▶ WHAT THE TASK ASKS
Retype all of the entries word for word.

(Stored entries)

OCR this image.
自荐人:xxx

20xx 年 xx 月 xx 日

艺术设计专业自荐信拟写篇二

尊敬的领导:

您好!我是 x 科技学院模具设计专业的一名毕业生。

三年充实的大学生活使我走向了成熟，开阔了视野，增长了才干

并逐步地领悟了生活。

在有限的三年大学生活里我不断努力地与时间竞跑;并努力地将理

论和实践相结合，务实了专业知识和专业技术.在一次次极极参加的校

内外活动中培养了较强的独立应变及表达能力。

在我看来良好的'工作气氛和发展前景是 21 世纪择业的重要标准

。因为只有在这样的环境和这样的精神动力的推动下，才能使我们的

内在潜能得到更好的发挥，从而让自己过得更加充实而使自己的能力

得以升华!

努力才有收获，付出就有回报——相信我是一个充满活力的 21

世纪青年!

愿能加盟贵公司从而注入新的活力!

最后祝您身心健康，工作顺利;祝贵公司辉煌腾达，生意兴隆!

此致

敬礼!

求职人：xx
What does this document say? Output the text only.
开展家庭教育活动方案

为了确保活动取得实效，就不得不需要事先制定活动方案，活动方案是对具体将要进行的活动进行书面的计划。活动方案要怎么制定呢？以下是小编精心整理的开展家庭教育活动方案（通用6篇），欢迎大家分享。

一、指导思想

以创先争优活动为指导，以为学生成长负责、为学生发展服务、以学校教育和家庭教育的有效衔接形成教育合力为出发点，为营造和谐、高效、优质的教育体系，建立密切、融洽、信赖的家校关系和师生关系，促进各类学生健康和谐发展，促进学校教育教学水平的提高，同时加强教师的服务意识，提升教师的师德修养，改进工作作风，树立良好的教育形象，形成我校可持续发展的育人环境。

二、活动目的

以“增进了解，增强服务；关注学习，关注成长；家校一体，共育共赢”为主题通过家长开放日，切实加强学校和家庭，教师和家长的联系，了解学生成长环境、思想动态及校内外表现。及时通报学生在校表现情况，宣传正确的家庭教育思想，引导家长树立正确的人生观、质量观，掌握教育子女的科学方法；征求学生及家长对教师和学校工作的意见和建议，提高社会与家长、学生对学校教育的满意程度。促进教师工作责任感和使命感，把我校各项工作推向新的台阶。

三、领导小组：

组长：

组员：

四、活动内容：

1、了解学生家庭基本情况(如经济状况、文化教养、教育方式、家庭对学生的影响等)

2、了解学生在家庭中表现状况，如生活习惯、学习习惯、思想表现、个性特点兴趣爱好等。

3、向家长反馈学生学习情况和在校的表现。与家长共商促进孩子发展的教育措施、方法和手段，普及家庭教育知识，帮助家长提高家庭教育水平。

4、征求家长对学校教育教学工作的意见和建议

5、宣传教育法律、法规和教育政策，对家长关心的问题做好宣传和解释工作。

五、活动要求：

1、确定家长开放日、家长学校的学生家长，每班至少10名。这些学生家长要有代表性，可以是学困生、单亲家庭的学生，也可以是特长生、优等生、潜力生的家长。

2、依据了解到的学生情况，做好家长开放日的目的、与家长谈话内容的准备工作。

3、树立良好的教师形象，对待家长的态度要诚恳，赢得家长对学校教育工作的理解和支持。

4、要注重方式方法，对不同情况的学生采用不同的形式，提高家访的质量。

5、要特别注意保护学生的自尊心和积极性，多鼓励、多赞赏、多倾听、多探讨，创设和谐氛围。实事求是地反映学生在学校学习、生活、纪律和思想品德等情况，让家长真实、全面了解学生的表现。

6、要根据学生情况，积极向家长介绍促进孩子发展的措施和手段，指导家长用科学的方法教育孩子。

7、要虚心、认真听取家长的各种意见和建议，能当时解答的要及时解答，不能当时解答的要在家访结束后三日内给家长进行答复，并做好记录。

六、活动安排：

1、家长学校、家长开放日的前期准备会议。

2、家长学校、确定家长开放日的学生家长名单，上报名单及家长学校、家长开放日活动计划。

▶ FULL OUTPUT
OCR this image.
自荐人:xxx

20xx 年 xx 月 xx 日

艺术设计专业自荐信拟写篇二

尊敬的领导:

您好!我是 x 科技学院模具设计专业的一名毕业生。

三年充实的大学生活使我走向了成熟，开阔了视野，增长了才干

并逐步地领悟了生活。

在有限的三年大学生活里我不断努力地与时间竞跑;并努力地将理

论和实践相结合，务实了专业知识和专业技术.在一次次极极参加的校

内外活动中培养了较强的独立应变及表达能力。

在我看来良好的'工作气氛和发展前景是 21 世纪择业的重要标准

。因为只有在这样的环境和这样的精神动力的推动下，才能使我们的

内在潜能得到更好的发挥，从而让自己过得更加充实而使自己的能力

得以升华!

努力才有收获，付出就有回报——相信我是一个充满活力的 21

世纪青年!

愿能加盟贵公司从而注入新的活力!

最后祝您身心健康，工作顺利;祝贵公司辉煌腾达，生意兴隆!

此致

敬礼!

求职人：xx
What does this document say? Output the text only.
开展家庭教育活动方案

为了确保活动取得实效，就不得不需要事先制定活动方案，活动方案是对具体将要进行的活动进行书面的计划。活动方案要怎么制定呢？以下是小编精心整理的开展家庭教育活动方案（通用6篇），欢迎大家分享。

一、指导思想

以创先争优活动为指导，以为学生成长负责、为学生发展服务、以学校教育和家庭教育的有效衔接形成教育合力为出发点，为营造和谐、高效、优质的教育体系，建立密切、融洽、信赖的家校关系和师生关系，促进各类学生健康和谐发展，促进学校教育教学水平的提高，同时加强教师的服务意识，提升教师的师德修养，改进工作作风，树立良好的教育形象，形成我校可持续发展的育人环境。

二、活动目的

以“增进了解，增强服务；关注学习，关注成长；家校一体，共育共赢”为主题通过家长开放日，切实加强学校和家庭，教师和家长的联系，了解学生成长环境、思想动态及校内外表现。及时通报学生在校表现情况，宣传正确的家庭教育思想，引导家长树立正确的人生观、质量观，掌握教育子女的科学方法；征求学生及家长对教师和学校工作的意见和建议，提高社会与家长、学生对学校教育的满意程度。促进教师工作责任感和使命感，把我校各项工作推向新的台阶。

三、领导小组：

组长：

组员：

四、活动内容：

1、了解学生家庭基本情况(如经济状况、文化教养、教育方式、家庭对学生的影响等)

2、了解学生在家庭中表现状况，如生活习惯、学习习惯、思想表现、个性特点兴趣爱好等。

3、向家长反馈学生学习情况和在校的表现。与家长共商促进孩子发展的教育措施、方法和手段，普及家庭教育知识，帮助家长提高家庭教育水平。

4、征求家长对学校教育教学工作的意见和建议

5、宣传教育法律、法规和教育政策，对家长关心的问题做好宣传和解释工作。

五、活动要求：

1、确定家长开放日、家长学校的学生家长，每班至少10名。这些学生家长要有代表性，可以是学困生、单亲家庭的学生，也可以是特长生、优等生、潜力生的家长。

2、依据了解到的学生情况，做好家长开放日的目的、与家长谈话内容的准备工作。

3、树立良好的教师形象，对待家长的态度要诚恳，赢得家长对学校教育工作的理解和支持。

4、要注重方式方法，对不同情况的学生采用不同的形式，提高家访的质量。

5、要特别注意保护学生的自尊心和积极性，多鼓励、多赞赏、多倾听、多探讨，创设和谐氛围。实事求是地反映学生在学校学习、生活、纪律和思想品德等情况，让家长真实、全面了解学生的表现。

6、要根据学生情况，积极向家长介绍促进孩子发展的措施和手段，指导家长用科学的方法教育孩子。

7、要虚心、认真听取家长的各种意见和建议，能当时解答的要及时解答，不能当时解答的要在家访结束后三日内给家长进行答复，并做好记录。

六、活动安排：

1、家长学校、家长开放日的前期准备会议。

2、家长学校、确定家长开放日的学生家长名单，上报名单及家长学校、家长开放日活动计划。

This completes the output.